# DOCUMENT EXTRACT start

The 2-morphism part of $\mathbf{Poinc}$ gives a homomorphism from $\mathbb{R}^{p+q} \rightarrow Mat_1(\mathbb{C})$ at each of these points. Now, one-by-one matrices of complex numbers are just complex numbers, so what we have here is a character of $\mathbb{R}^{p+q}$ - at each point on $X$ . To be functorial, this has to be done in an equivariant way (so that acting on the point $x \in X$ by $g \in SO(p,q)$ affects the character by acting on $\mathbb{R}^{p+q}$ by the same $g$ ).

2) 1-Intertwiners:

If representations $F$ and $F'$ correspond to actions of $SO(p,q)$ on spaces $X$ and $X'$ respectively, with characters $h, h'$ , then what is a 1-intertwiner $\phi : F \rightarrow F'$ ? Remember from Part 1 that it’s a natural transformation: to the object $\star$ of $\mathbf{Poinc}$ it assigns a specific 2-linear map

$\phi(\star) : F(\star) \rightarrow F'(\star)$

To each $g \in SO(p,q)$ (object of $\mathbf{Poinc})$ it gives a transformation

$\phi(g) : \phi(\star) \circ F(g) \rightarrow F'(g) \circ \phi(\star)$

This is a specified map which replaces the naturality square in the old definition of an intertwiner. It has to make a certain “pillow” diagram commute (Part 1).

Now, back in the posts on 2-Hilbert spaces, I explained that a 2-linear map $\phi(\star)$ is given by some field of Hilbert spaces $\mathcal{K}$ on $X \times X'$ (a “matrix” of Hilbert spaces, though of course $X, X'$ needn’t be finite), along with a family of measures on $X$ indexed by $X'$ (which allow us to do integration when doing the sum in “matrix multiplication”). The transformations $\phi(g)$ also can be written in components, so that

$\phi(g)_{(x,y)} : \mathcal{K}_{(F(g)^{-1}(x),y)}\rightarrow \mathcal{K}_{(x,F'(g)(y))}$

(Note this uses the two actions given by $F,F'$ on $X,X'$ - one forward, and one backward. This is the current form of what, in uncategorified representation theory, would be a naturality condition.)

What does this all amount to? One way to think of it is as a representation of $SO(p,q) \ltimes R^{p+q}$ itself! In particular, it’s a representation on the direct sum of all the Hilbert spaces which appear as components of $\phi(\star)$ . This is since the maps given by the $\phi(g)$ have to satisfy a condition which says that composition is preserved (as long as you’re careful about indexing things):

$\phi(gg')_{(x,y)} = \phi(g)_{F(g')x,G(g')y)} \circ \phi(g')_{(x,y)}$

To get a representation of the group, we can say that elements $(g,h) \in G$ shuffle vector spaces over points in $X$ by the action of $g$ and then act within vector spaces by $h$ . So then $\phi$ has both intertwiner-like and representation-like properties.

The “intertwiner-ness” of $\phi$ has to do with how it interpolates between two actions on $X,X'$ by turning them into an action on the product $X \times X'$ - but it also has some “representation-ness”, by giving this action of a (semidirect product) group on a big vector space.

3) 2-intertwiners

If a 1-intertwiner can be thought of as a representation of $G \ltimes H$ , it shouldn’t be too surprising that a 2-intertwiner between 1-intertwiners $\phi, \phi'$ ends up being an intertwiner between the associated representations. If 1-intertwiners have some qualities of both reps and intertwiners, the 2-intertwiners are more single-minded.

# DOCUMENT EXTRACT end

Please rewrite the paragraph of the intertwiner text that begins "Now, back in the posts on 2-Hilbert spaces" as a brief list that keeps its main facts. The rows are separate material from the text on intertwiners.

# SUPPLIED MATERIAL start

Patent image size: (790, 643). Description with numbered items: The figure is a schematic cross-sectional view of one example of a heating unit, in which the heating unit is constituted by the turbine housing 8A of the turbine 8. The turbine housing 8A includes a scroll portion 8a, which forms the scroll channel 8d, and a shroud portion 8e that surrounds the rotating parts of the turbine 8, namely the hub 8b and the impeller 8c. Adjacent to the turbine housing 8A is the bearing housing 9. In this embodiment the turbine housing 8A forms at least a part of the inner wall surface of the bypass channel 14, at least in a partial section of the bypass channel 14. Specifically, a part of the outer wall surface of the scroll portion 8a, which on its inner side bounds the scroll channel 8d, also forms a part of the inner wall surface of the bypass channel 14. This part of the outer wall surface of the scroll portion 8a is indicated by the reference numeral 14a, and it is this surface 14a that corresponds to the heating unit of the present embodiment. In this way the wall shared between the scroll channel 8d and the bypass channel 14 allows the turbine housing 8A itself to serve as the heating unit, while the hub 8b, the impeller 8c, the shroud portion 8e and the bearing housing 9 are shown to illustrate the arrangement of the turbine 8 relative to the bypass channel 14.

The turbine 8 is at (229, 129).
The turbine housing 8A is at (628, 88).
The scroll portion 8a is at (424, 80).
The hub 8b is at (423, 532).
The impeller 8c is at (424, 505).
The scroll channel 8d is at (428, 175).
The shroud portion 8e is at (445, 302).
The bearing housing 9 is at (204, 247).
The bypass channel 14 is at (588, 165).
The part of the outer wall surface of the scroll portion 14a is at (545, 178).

# SUPPLIED MATERIAL end

TASK RESULT
- A 2-linear map $\phi(\star)$ is given by a field of Hilbert spaces $\mathcal{K}$ on $X \times X'$. This is a "matrix" of Hilbert spaces, though $X, X'$ needn't be finite.
- It also comes with a family of measures on $X$ indexed by $X'$. These allow integration when doing the sum in "matrix multiplication."
- The transformations $\phi(g)$ can also be written in components.